* RECORDS SHOWN:
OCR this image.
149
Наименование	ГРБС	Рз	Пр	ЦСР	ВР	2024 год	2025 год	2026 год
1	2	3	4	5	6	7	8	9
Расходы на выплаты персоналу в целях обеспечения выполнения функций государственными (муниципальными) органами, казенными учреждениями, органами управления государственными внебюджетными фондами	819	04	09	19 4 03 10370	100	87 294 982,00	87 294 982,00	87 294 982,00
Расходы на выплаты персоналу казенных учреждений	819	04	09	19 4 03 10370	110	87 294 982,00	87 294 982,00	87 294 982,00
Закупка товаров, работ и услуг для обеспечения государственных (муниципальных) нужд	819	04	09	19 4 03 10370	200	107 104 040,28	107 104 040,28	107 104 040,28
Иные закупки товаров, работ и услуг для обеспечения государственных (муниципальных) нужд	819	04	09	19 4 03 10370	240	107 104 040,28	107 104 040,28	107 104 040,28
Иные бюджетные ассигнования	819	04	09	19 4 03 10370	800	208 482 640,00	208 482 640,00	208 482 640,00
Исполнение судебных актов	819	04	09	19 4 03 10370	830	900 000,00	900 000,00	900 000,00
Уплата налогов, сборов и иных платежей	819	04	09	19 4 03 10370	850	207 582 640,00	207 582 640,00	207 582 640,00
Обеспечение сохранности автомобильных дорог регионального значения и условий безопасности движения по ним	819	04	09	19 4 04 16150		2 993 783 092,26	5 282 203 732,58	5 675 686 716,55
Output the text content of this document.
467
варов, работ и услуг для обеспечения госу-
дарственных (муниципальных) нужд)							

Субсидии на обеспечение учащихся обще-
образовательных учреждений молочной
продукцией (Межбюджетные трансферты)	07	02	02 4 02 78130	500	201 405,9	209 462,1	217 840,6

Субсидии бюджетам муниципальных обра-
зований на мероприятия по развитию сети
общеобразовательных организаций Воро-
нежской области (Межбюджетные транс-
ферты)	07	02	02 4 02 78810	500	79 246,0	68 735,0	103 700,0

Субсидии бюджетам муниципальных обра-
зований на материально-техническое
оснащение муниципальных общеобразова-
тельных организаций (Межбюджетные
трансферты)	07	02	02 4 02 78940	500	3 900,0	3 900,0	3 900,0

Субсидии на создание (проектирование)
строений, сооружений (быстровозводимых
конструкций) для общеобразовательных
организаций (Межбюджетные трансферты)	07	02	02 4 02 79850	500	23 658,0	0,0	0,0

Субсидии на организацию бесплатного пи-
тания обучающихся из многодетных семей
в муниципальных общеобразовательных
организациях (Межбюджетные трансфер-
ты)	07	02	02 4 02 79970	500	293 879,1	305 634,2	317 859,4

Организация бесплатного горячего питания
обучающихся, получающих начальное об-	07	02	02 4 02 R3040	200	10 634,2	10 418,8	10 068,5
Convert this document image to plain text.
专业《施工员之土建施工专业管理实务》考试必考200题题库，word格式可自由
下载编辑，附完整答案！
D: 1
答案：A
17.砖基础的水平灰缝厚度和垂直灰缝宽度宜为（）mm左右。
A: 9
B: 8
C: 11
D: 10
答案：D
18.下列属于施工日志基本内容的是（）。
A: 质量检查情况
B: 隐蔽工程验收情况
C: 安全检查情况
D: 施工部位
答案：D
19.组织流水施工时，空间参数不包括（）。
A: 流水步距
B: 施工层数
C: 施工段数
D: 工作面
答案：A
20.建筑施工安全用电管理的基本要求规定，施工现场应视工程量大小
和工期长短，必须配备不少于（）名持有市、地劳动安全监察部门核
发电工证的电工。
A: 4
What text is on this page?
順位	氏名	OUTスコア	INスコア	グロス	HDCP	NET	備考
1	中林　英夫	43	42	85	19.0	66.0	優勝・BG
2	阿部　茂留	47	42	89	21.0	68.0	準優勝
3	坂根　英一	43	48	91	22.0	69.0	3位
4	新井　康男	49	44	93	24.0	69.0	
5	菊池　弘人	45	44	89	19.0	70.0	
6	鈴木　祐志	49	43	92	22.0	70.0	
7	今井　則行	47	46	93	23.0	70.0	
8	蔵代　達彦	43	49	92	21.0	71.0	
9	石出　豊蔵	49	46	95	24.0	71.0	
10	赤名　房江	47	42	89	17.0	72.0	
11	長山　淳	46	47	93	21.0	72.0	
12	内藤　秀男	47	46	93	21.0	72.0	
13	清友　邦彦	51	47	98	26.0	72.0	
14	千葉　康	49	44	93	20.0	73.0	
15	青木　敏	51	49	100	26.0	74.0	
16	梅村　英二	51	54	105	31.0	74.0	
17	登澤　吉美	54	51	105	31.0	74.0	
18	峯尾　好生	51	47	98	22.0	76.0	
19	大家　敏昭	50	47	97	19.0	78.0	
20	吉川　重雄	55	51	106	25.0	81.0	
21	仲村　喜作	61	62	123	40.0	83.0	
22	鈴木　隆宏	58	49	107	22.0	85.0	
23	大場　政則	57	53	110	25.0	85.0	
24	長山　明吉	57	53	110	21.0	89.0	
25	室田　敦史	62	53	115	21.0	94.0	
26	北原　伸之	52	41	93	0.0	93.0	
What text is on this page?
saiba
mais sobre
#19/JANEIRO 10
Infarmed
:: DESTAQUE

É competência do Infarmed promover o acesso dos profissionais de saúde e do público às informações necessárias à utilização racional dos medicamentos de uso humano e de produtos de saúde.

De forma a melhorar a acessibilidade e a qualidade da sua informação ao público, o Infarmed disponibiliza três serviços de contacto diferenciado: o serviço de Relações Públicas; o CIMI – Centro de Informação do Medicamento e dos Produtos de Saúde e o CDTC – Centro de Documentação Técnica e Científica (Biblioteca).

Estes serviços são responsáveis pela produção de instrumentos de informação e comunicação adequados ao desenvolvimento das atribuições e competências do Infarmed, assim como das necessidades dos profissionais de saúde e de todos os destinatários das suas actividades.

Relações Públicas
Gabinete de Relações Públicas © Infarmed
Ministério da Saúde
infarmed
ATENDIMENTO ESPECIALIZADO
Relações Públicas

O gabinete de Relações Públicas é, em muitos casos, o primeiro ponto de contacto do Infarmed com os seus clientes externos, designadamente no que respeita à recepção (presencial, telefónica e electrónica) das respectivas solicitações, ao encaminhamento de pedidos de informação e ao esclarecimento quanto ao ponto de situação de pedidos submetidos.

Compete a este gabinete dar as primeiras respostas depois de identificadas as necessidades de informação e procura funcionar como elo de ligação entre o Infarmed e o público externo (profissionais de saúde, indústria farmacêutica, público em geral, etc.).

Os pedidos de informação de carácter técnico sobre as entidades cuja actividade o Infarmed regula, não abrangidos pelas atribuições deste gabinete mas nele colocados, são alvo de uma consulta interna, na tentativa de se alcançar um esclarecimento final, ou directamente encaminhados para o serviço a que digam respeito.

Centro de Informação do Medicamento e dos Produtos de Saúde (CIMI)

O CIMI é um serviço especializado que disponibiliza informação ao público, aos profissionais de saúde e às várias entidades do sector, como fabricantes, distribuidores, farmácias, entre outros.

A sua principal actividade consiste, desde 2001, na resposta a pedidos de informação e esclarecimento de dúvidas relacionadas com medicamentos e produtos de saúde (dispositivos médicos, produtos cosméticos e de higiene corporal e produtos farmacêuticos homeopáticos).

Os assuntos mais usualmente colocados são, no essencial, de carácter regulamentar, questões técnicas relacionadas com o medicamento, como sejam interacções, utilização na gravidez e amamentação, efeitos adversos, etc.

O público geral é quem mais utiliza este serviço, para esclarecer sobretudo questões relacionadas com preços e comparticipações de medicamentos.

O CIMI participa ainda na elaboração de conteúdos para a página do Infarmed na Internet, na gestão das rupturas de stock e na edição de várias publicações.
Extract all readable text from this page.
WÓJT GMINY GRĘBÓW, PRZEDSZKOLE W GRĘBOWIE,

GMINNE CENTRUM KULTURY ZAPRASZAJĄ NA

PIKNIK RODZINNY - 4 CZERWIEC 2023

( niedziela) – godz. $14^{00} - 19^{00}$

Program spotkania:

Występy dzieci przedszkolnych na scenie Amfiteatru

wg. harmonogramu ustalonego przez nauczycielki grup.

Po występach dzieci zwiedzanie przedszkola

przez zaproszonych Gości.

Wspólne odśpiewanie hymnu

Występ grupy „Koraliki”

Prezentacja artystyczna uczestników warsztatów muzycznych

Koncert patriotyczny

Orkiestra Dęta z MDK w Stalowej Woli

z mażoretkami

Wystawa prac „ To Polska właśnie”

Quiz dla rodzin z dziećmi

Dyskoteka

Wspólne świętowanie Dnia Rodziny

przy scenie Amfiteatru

* REQUEST: Collect each line of the entries that has the word "зований", copying it in full.

* SOLUTION TO THE PROBLEM:
зований на мероприятия по развитию сети
зований на материально-техническое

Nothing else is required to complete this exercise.